What is required =>
Extract each line of the data below exactly as written.

The input =>
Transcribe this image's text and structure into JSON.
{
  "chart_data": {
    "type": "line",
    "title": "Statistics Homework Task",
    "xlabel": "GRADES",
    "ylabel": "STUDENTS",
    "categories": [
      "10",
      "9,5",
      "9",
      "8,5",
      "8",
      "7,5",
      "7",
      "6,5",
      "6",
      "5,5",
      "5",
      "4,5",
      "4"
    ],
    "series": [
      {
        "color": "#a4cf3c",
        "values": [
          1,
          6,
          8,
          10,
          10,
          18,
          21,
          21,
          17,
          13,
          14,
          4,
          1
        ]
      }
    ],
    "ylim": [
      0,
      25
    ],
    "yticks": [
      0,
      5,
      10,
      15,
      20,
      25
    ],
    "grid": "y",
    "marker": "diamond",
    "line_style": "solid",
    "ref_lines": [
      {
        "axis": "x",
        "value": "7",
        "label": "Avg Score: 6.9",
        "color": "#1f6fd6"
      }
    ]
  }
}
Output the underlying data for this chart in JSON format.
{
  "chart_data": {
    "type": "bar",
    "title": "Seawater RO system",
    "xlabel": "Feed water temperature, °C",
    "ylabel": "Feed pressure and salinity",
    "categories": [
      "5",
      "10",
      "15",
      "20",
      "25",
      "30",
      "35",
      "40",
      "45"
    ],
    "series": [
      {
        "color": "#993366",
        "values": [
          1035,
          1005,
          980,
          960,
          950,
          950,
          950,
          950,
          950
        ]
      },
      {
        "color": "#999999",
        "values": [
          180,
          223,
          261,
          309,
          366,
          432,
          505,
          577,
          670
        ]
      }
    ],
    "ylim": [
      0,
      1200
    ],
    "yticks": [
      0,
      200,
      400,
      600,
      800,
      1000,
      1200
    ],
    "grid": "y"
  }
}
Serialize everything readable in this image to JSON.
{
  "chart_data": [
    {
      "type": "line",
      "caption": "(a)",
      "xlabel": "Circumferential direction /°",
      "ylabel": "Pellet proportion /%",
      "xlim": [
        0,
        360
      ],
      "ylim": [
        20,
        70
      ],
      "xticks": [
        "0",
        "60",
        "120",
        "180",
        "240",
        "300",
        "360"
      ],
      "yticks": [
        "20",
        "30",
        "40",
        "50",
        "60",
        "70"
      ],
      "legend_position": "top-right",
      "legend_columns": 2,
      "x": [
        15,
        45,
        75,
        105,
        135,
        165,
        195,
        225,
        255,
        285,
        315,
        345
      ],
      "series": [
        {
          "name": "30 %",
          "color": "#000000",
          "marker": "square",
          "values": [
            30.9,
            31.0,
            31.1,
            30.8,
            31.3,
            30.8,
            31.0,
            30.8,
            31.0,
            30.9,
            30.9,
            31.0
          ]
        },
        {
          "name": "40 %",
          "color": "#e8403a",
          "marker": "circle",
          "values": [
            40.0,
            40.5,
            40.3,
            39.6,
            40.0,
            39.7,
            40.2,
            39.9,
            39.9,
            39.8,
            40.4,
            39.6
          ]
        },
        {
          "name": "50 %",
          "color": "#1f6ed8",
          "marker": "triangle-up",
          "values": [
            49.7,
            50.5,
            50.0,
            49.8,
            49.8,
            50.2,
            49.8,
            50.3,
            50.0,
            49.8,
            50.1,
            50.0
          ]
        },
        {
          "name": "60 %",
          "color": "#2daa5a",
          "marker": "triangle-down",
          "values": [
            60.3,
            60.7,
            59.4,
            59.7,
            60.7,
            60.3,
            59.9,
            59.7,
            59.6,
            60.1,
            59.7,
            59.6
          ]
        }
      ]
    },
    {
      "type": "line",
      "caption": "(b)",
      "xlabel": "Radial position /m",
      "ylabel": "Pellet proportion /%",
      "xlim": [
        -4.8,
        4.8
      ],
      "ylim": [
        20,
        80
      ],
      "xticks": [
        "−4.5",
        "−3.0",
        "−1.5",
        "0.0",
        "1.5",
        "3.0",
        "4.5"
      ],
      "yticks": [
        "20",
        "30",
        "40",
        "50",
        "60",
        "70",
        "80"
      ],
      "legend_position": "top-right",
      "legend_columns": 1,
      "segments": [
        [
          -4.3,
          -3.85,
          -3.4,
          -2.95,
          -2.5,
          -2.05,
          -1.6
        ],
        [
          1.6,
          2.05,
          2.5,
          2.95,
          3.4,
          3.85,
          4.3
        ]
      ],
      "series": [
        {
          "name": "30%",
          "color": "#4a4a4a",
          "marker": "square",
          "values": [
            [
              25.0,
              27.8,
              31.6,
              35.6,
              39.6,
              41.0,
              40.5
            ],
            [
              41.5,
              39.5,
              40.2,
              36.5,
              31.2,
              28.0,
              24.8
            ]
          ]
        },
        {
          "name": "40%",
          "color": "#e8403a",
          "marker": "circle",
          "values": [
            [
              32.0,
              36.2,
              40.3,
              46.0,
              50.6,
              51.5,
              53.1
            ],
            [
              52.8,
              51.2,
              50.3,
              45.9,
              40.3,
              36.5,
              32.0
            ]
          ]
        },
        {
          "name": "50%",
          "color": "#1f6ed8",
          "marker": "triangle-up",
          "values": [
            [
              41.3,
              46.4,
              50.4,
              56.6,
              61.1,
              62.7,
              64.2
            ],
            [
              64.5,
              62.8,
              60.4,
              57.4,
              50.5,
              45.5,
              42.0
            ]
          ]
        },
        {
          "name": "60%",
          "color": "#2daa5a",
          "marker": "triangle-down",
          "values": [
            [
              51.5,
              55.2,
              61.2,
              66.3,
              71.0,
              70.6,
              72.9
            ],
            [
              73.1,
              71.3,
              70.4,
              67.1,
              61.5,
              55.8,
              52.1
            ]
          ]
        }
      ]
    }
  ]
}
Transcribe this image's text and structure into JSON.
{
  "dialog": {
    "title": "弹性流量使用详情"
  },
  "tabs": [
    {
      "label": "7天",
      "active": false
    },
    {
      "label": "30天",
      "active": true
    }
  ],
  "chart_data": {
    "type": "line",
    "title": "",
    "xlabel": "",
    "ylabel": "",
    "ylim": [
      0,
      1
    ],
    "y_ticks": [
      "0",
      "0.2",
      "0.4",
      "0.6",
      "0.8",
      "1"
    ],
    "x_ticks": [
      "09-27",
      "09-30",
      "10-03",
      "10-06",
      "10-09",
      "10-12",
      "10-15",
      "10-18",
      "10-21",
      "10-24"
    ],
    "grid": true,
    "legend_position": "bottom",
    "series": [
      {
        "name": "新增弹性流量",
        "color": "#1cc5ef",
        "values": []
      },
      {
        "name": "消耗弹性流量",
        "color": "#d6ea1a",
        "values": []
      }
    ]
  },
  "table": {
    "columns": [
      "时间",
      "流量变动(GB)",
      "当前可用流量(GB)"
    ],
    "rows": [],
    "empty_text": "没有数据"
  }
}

Answer in full =>
Transcribe this image's text and structure into JSON.
{
  "chart_data": {
    "type": "line",
    "title": "Statistics Homework Task",
    "xlabel": "GRADES",
    "ylabel": "STUDENTS",
    "categories": [
      "10",
      "9,5",
      "9",
      "8,5",
      "8",
      "7,5",
      "7",
      "6,5",
      "6",
      "5,5",
      "5",
      "4,5",
      "4"
    ],
    "series": [
      {
        "color": "#a4cf3c",
        "values": [
          1,
          6,
          8,
          10,
          10,
          18,
          21,
          21,
          17,
          13,
          14,
          4,
          1
        ]
      }
    ],
    "ylim": [
      0,
      25
    ],
    "yticks": [
      0,
      5,
      10,
      15,
      20,
      25
    ],
    "grid": "y",
    "marker": "diamond",
    "line_style": "solid",
    "ref_lines": [
      {
        "axis": "x",
        "value": "7",
        "label": "Avg Score: 6.9",
        "color": "#1f6fd6"
      }
    ]
  }
}
Output the underlying data for this chart in JSON format.
{
  "chart_data": {
    "type": "bar",
    "title": "Seawater RO system",
    "xlabel": "Feed water temperature, °C",
    "ylabel": "Feed pressure and salinity",
    "categories": [
      "5",
      "10",
      "15",
      "20",
      "25",
      "30",
      "35",
      "40",
      "45"
    ],
    "series": [
      {
        "color": "#993366",
        "values": [
          1035,
          1005,
          980,
          960,
          950,
          950,
          950,
          950,
          950
        ]
      },
      {
        "color": "#999999",
        "values": [
          180,
          223,
          261,
          309,
          366,
          432,
          505,
          577,
          670
        ]
      }
    ],
    "ylim": [
      0,
      1200
    ],
    "yticks": [
      0,
      200,
      400,
      600,
      800,
      1000,
      1200
    ],
    "grid": "y"
  }
}
Serialize everything readable in this image to JSON.
{
  "chart_data": [
    {
      "type": "line",
      "caption": "(a)",
      "xlabel": "Circumferential direction /°",
      "ylabel": "Pellet proportion /%",
      "xlim": [
        0,
        360
      ],
      "ylim": [
        20,
        70
      ],
      "xticks": [
        "0",
        "60",
        "120",
        "180",
        "240",
        "300",
        "360"
      ],
      "yticks": [
        "20",
        "30",
        "40",
        "50",
        "60",
        "70"
      ],
      "legend_position": "top-right",
      "legend_columns": 2,
      "x": [
        15,
        45,
        75,
        105,
        135,
        165,
        195,
        225,
        255,
        285,
        315,
        345
      ],
      "series": [
        {
          "name": "30 %",
          "color": "#000000",
          "marker": "square",
          "values": [
            30.9,
            31.0,
            31.1,
            30.8,
            31.3,
            30.8,
            31.0,
            30.8,
            31.0,
            30.9,
            30.9,
            31.0
          ]
        },
        {
          "name": "40 %",
          "color": "#e8403a",
          "marker": "circle",
          "values": [
            40.0,
            40.5,
            40.3,
            39.6,
            40.0,
            39.7,
            40.2,
            39.9,
            39.9,
            39.8,
            40.4,
            39.6
          ]
        },
        {
          "name": "50 %",
          "color": "#1f6ed8",
          "marker": "triangle-up",
          "values": [
            49.7,
            50.5,
            50.0,
            49.8,
            49.8,
            50.2,
            49.8,
            50.3,
            50.0,
            49.8,
            50.1,
            50.0
          ]
        },
        {
          "name": "60 %",
          "color": "#2daa5a",
          "marker": "triangle-down",
          "values": [
            60.3,
            60.7,
            59.4,
            59.7,
            60.7,
            60.3,
            59.9,
            59.7,
            59.6,
            60.1,
            59.7,
            59.6
          ]
        }
      ]
    },
    {
      "type": "line",
      "caption": "(b)",
      "xlabel": "Radial position /m",
      "ylabel": "Pellet proportion /%",
      "xlim": [
        -4.8,
        4.8
      ],
      "ylim": [
        20,
        80
      ],
      "xticks": [
        "−4.5",
        "−3.0",
        "−1.5",
        "0.0",
        "1.5",
        "3.0",
        "4.5"
      ],
      "yticks": [
        "20",
        "30",
        "40",
        "50",
        "60",
        "70",
        "80"
      ],
      "legend_position": "top-right",
      "legend_columns": 1,
      "segments": [
        [
          -4.3,
          -3.85,
          -3.4,
          -2.95,
          -2.5,
          -2.05,
          -1.6
        ],
        [
          1.6,
          2.05,
          2.5,
          2.95,
          3.4,
          3.85,
          4.3
        ]
      ],
      "series": [
        {
          "name": "30%",
          "color": "#4a4a4a",
          "marker": "square",
          "values": [
            [
              25.0,
              27.8,
              31.6,
              35.6,
              39.6,
              41.0,
              40.5
            ],
            [
              41.5,
              39.5,
              40.2,
              36.5,
              31.2,
              28.0,
              24.8
            ]
          ]
        },
        {
          "name": "40%",
          "color": "#e8403a",
          "marker": "circle",
          "values": [
            [
              32.0,
              36.2,
              40.3,
              46.0,
              50.6,
              51.5,
              53.1
            ],
            [
              52.8,
              51.2,
              50.3,
              45.9,
              40.3,
              36.5,
              32.0
            ]
          ]
        },
        {
          "name": "50%",
          "color": "#1f6ed8",
          "marker": "triangle-up",
          "values": [
            [
              41.3,
              46.4,
              50.4,
              56.6,
              61.1,
              62.7,
              64.2
            ],
            [
              64.5,
              62.8,
              60.4,
              57.4,
              50.5,
              45.5,
              42.0
            ]
          ]
        },
        {
          "name": "60%",
          "color": "#2daa5a",
          "marker": "triangle-down",
          "values": [
            [
              51.5,
              55.2,
              61.2,
              66.3,
              71.0,
              70.6,
              72.9
            ],
            [
              73.1,
              71.3,
              70.4,
              67.1,
              61.5,
              55.8,
              52.1
            ]
          ]
        }
      ]
    }
  ]
}
Transcribe this image's text and structure into JSON.
{
  "dialog": {
    "title": "弹性流量使用详情"
  },
  "tabs": [
    {
      "label": "7天",
      "active": false
    },
    {
      "label": "30天",
      "active": true
    }
  ],
  "chart_data": {
    "type": "line",
    "title": "",
    "xlabel": "",
    "ylabel": "",
    "ylim": [
      0,
      1
    ],
    "y_ticks": [
      "0",
      "0.2",
      "0.4",
      "0.6",
      "0.8",
      "1"
    ],
    "x_ticks": [
      "09-27",
      "09-30",
      "10-03",
      "10-06",
      "10-09",
      "10-12",
      "10-15",
      "10-18",
      "10-21",
      "10-24"
    ],
    "grid": true,
    "legend_position": "bottom",
    "series": [
      {
        "name": "新增弹性流量",
        "color": "#1cc5ef",
        "values": []
      },
      {
        "name": "消耗弹性流量",
        "color": "#d6ea1a",
        "values": []
      }
    ]
  },
  "table": {
    "columns": [
      "时间",
      "流量变动(GB)",
      "当前可用流量(GB)"
    ],
    "rows": [],
    "empty_text": "没有数据"
  }
}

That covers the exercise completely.